REQUIREMENTS
Where a line below holds the string "VirtualBox", copy that line.

Collected data
━━━━━━━━

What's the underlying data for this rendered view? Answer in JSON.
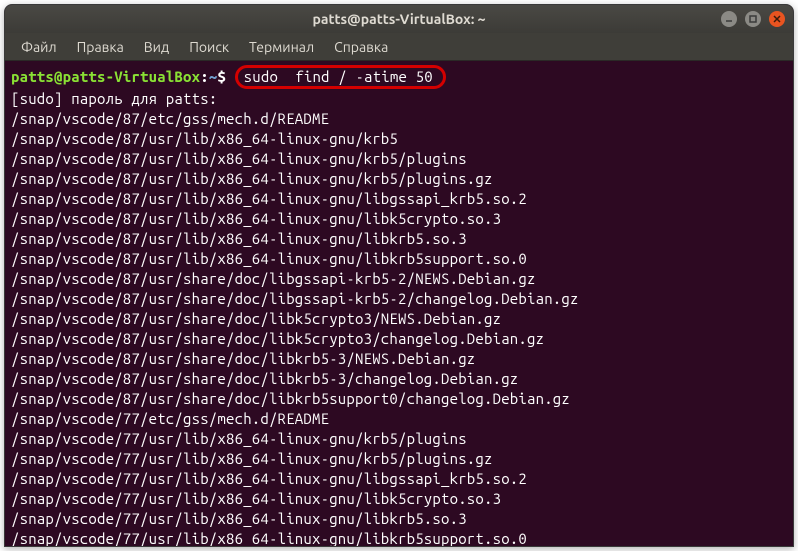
{
  "titlebar": {
    "title": "patts@patts-VirtualBox: ~"
  },
  "menubar": {
    "items": [
      "Файл",
      "Правка",
      "Вид",
      "Поиск",
      "Терминал",
      "Справка"
    ]
  },
  "prompt": {
    "user_host": "patts@patts-VirtualBox",
    "colon": ":",
    "path": "~",
    "dollar": "$"
  },
  "command": "sudo  find / -atime 50",
  "output_lines": [
    "[sudo] пароль для patts:",
    "/snap/vscode/87/etc/gss/mech.d/README",
    "/snap/vscode/87/usr/lib/x86_64-linux-gnu/krb5",
    "/snap/vscode/87/usr/lib/x86_64-linux-gnu/krb5/plugins",
    "/snap/vscode/87/usr/lib/x86_64-linux-gnu/krb5/plugins.gz",
    "/snap/vscode/87/usr/lib/x86_64-linux-gnu/libgssapi_krb5.so.2",
    "/snap/vscode/87/usr/lib/x86_64-linux-gnu/libk5crypto.so.3",
    "/snap/vscode/87/usr/lib/x86_64-linux-gnu/libkrb5.so.3",
    "/snap/vscode/87/usr/lib/x86_64-linux-gnu/libkrb5support.so.0",
    "/snap/vscode/87/usr/share/doc/libgssapi-krb5-2/NEWS.Debian.gz",
    "/snap/vscode/87/usr/share/doc/libgssapi-krb5-2/changelog.Debian.gz",
    "/snap/vscode/87/usr/share/doc/libk5crypto3/NEWS.Debian.gz",
    "/snap/vscode/87/usr/share/doc/libk5crypto3/changelog.Debian.gz",
    "/snap/vscode/87/usr/share/doc/libkrb5-3/NEWS.Debian.gz",
    "/snap/vscode/87/usr/share/doc/libkrb5-3/changelog.Debian.gz",
    "/snap/vscode/87/usr/share/doc/libkrb5support0/changelog.Debian.gz",
    "/snap/vscode/77/etc/gss/mech.d/README",
    "/snap/vscode/77/usr/lib/x86_64-linux-gnu/krb5/plugins",
    "/snap/vscode/77/usr/lib/x86_64-linux-gnu/krb5/plugins.gz",
    "/snap/vscode/77/usr/lib/x86_64-linux-gnu/libgssapi_krb5.so.2",
    "/snap/vscode/77/usr/lib/x86_64-linux-gnu/libk5crypto.so.3",
    "/snap/vscode/77/usr/lib/x86_64-linux-gnu/libkrb5.so.3",
    "/snap/vscode/77/usr/lib/x86_64-linux-gnu/libkrb5support.so.0"
  ]
}
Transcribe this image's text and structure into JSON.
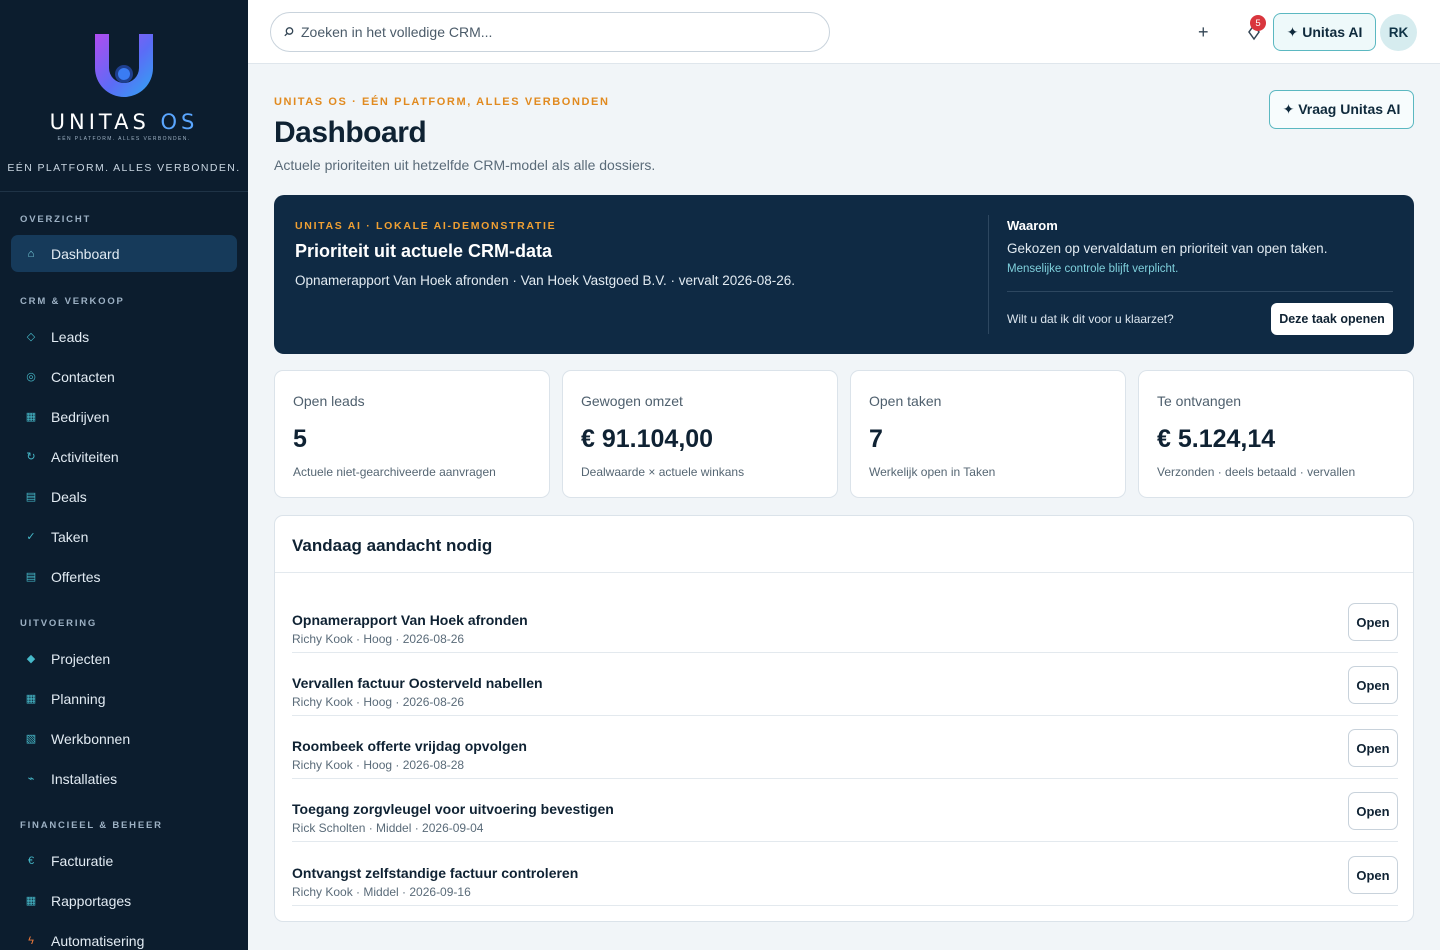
{
  "brand": {
    "name_main": "UNITAS",
    "name_accent": "OS",
    "logo_subtitle": "EÉN PLATFORM. ALLES VERBONDEN.",
    "tagline": "EÉN PLATFORM. ALLES VERBONDEN."
  },
  "sidebar": {
    "sections": [
      {
        "label": "OVERZICHT"
      },
      {
        "label": "CRM & VERKOOP"
      },
      {
        "label": "UITVOERING"
      },
      {
        "label": "FINANCIEEL & BEHEER"
      }
    ],
    "items": [
      {
        "label": "Dashboard",
        "icon": "home-icon",
        "glyph": "⌂",
        "active": true
      },
      {
        "label": "Leads",
        "icon": "diamond-outline-icon",
        "glyph": "◇"
      },
      {
        "label": "Contacten",
        "icon": "contact-icon",
        "glyph": "◎"
      },
      {
        "label": "Bedrijven",
        "icon": "building-icon",
        "glyph": "▦"
      },
      {
        "label": "Activiteiten",
        "icon": "activity-icon",
        "glyph": "↻"
      },
      {
        "label": "Deals",
        "icon": "deals-icon",
        "glyph": "▤"
      },
      {
        "label": "Taken",
        "icon": "check-icon",
        "glyph": "✓"
      },
      {
        "label": "Offertes",
        "icon": "quote-icon",
        "glyph": "▤"
      },
      {
        "label": "Projecten",
        "icon": "project-icon",
        "glyph": "◆"
      },
      {
        "label": "Planning",
        "icon": "calendar-icon",
        "glyph": "▦"
      },
      {
        "label": "Werkbonnen",
        "icon": "workorder-icon",
        "glyph": "▧"
      },
      {
        "label": "Installaties",
        "icon": "installation-icon",
        "glyph": "⌁"
      },
      {
        "label": "Facturatie",
        "icon": "euro-icon",
        "glyph": "€"
      },
      {
        "label": "Rapportages",
        "icon": "report-icon",
        "glyph": "▦"
      },
      {
        "label": "Automatisering",
        "icon": "lightning-icon",
        "glyph": "ϟ"
      }
    ]
  },
  "topbar": {
    "search_placeholder": "Zoeken in het volledige CRM...",
    "plus_label": "+",
    "notification_count": "5",
    "ai_button": "✦ Unitas AI",
    "avatar_initials": "RK"
  },
  "header": {
    "eyebrow": "UNITAS OS · EÉN PLATFORM, ALLES VERBONDEN",
    "title": "Dashboard",
    "subtitle": "Actuele prioriteiten uit hetzelfde CRM-model als alle dossiers.",
    "ask_ai_button": "✦ Vraag Unitas AI"
  },
  "ai_banner": {
    "eyebrow": "UNITAS AI · LOKALE AI-DEMONSTRATIE",
    "title": "Prioriteit uit actuele CRM-data",
    "description": "Opnamerapport Van Hoek afronden · Van Hoek Vastgoed B.V. · vervalt 2026-08-26.",
    "why_label": "Waarom",
    "why_text": "Gekozen op vervaldatum en prioriteit van open taken.",
    "why_note": "Menselijke controle blijft verplicht.",
    "question": "Wilt u dat ik dit voor u klaarzet?",
    "action_button": "Deze taak openen"
  },
  "stats": [
    {
      "label": "Open leads",
      "value": "5",
      "note": "Actuele niet-gearchiveerde aanvragen"
    },
    {
      "label": "Gewogen omzet",
      "value": "€ 91.104,00",
      "note": "Dealwaarde × actuele winkans"
    },
    {
      "label": "Open taken",
      "value": "7",
      "note": "Werkelijk open in Taken"
    },
    {
      "label": "Te ontvangen",
      "value": "€ 5.124,14",
      "note": "Verzonden · deels betaald · vervallen"
    }
  ],
  "attention": {
    "title": "Vandaag aandacht nodig",
    "open_label": "Open",
    "tasks": [
      {
        "title": "Opnamerapport Van Hoek afronden",
        "meta": "Richy Kook · Hoog · 2026-08-26"
      },
      {
        "title": "Vervallen factuur Oosterveld nabellen",
        "meta": "Richy Kook · Hoog · 2026-08-26"
      },
      {
        "title": "Roombeek offerte vrijdag opvolgen",
        "meta": "Richy Kook · Hoog · 2026-08-28"
      },
      {
        "title": "Toegang zorgvleugel voor uitvoering bevestigen",
        "meta": "Rick Scholten · Middel · 2026-09-04"
      },
      {
        "title": "Ontvangst zelfstandige factuur controleren",
        "meta": "Richy Kook · Middel · 2026-09-16"
      }
    ]
  },
  "colors": {
    "sidebar_bg": "#0c1d2e",
    "accent_orange": "#e18a1f",
    "accent_teal": "#46b9c9",
    "banner_bg": "#0f2a44",
    "badge_red": "#d9363e"
  }
}
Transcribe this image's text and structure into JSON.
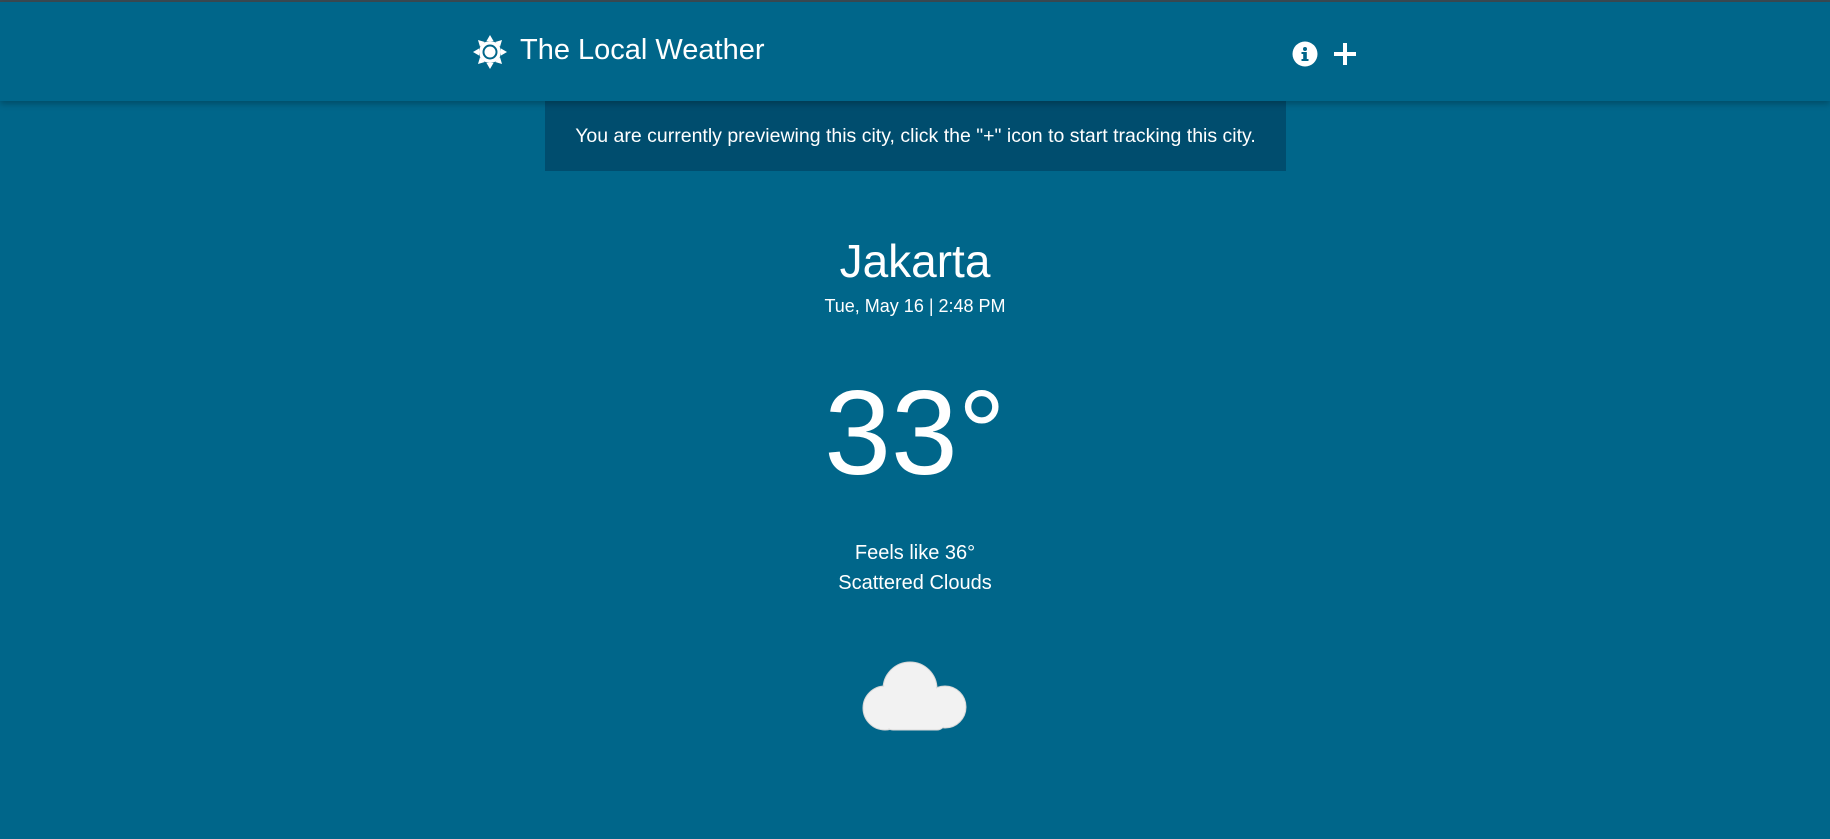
{
  "header": {
    "title": "The Local Weather",
    "logo_icon": "sun-icon",
    "actions": [
      {
        "name": "info-icon",
        "label": "i"
      },
      {
        "name": "add-icon",
        "label": "+"
      }
    ]
  },
  "banner": {
    "text": "You are currently previewing this city, click the \"+\" icon to start tracking this city."
  },
  "weather": {
    "city": "Jakarta",
    "datetime": "Tue, May 16 | 2:48 PM",
    "temperature": "33°",
    "feels_like": "Feels like 36°",
    "condition": "Scattered Clouds",
    "condition_icon": "cloud-icon"
  },
  "colors": {
    "background": "#00668a",
    "banner": "#004d6e",
    "text": "#ffffff",
    "cloud": "#f2f2f2"
  }
}
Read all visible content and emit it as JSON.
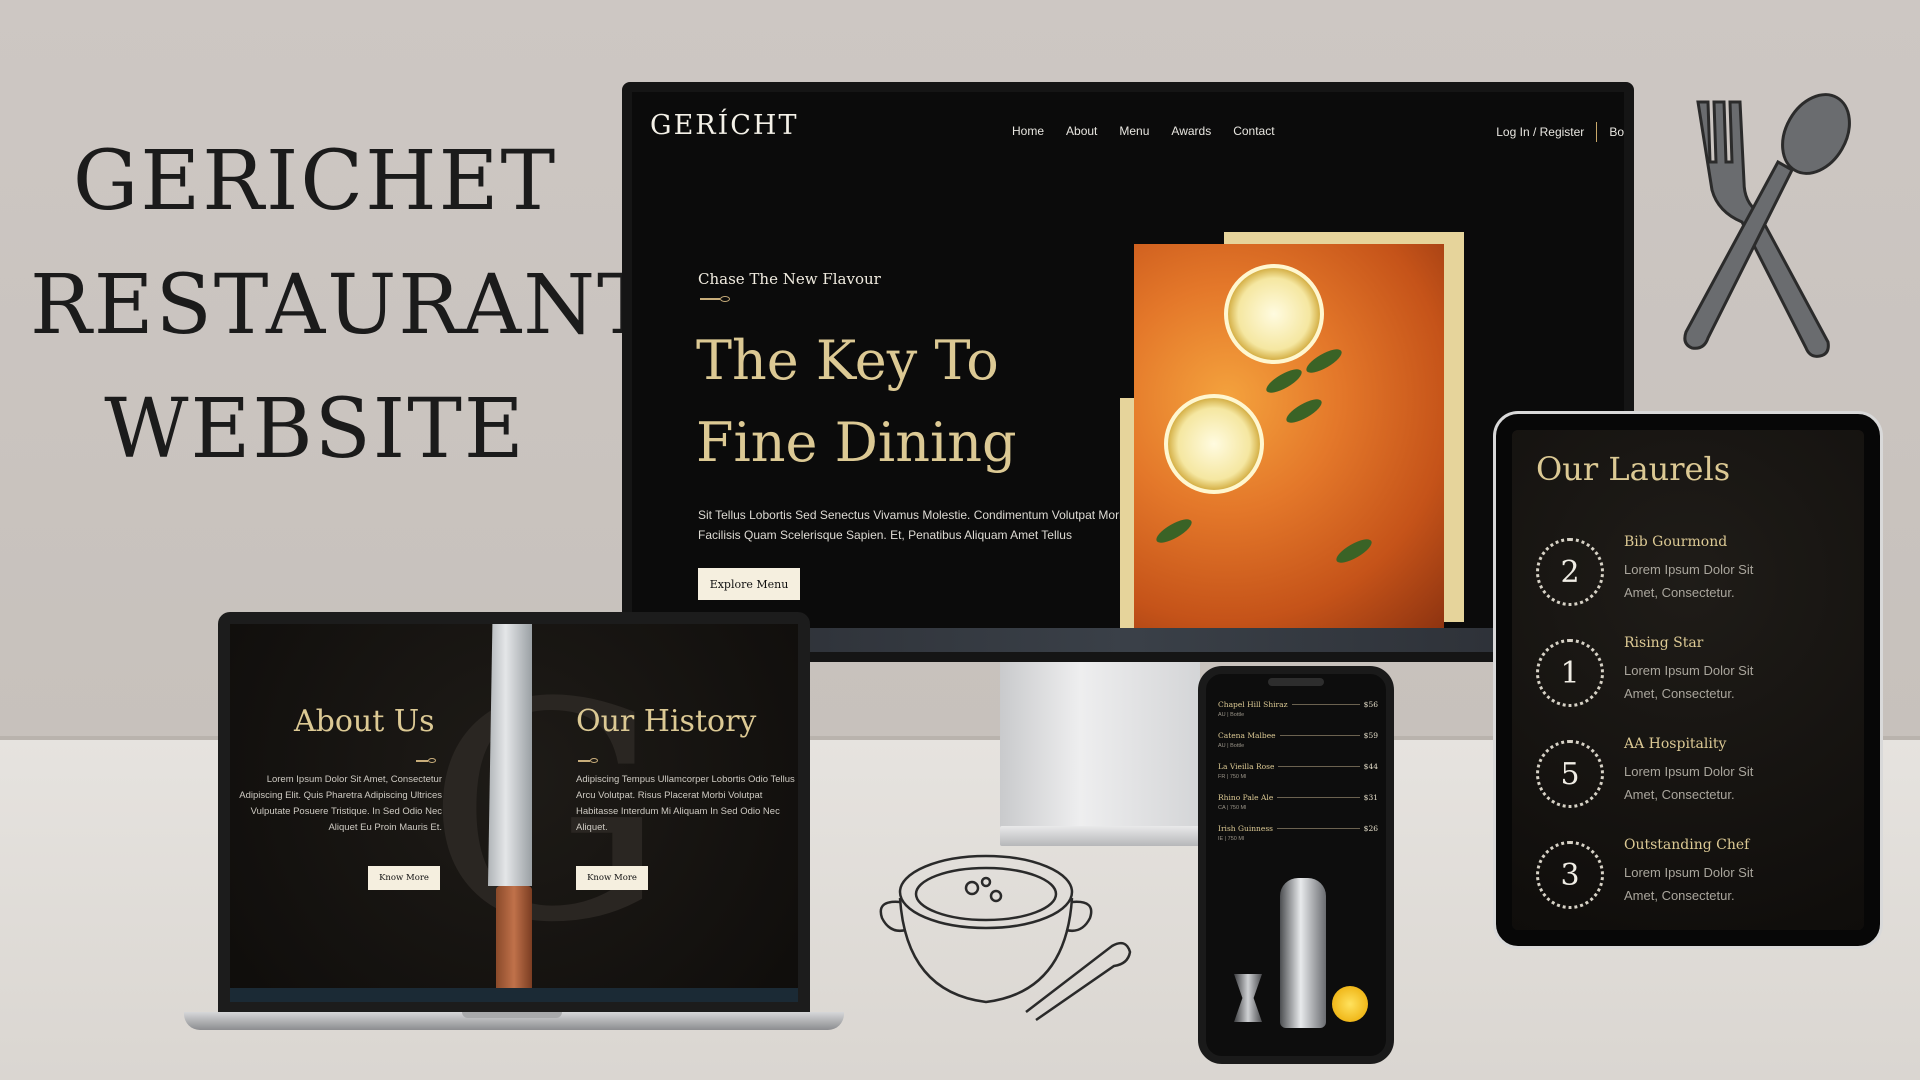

━━━━━━━━

ANSWER TO THIS TASK
    "title": "patts@patts-VirtualBox: ~"
    "user_host": "patts@patts-VirtualBox",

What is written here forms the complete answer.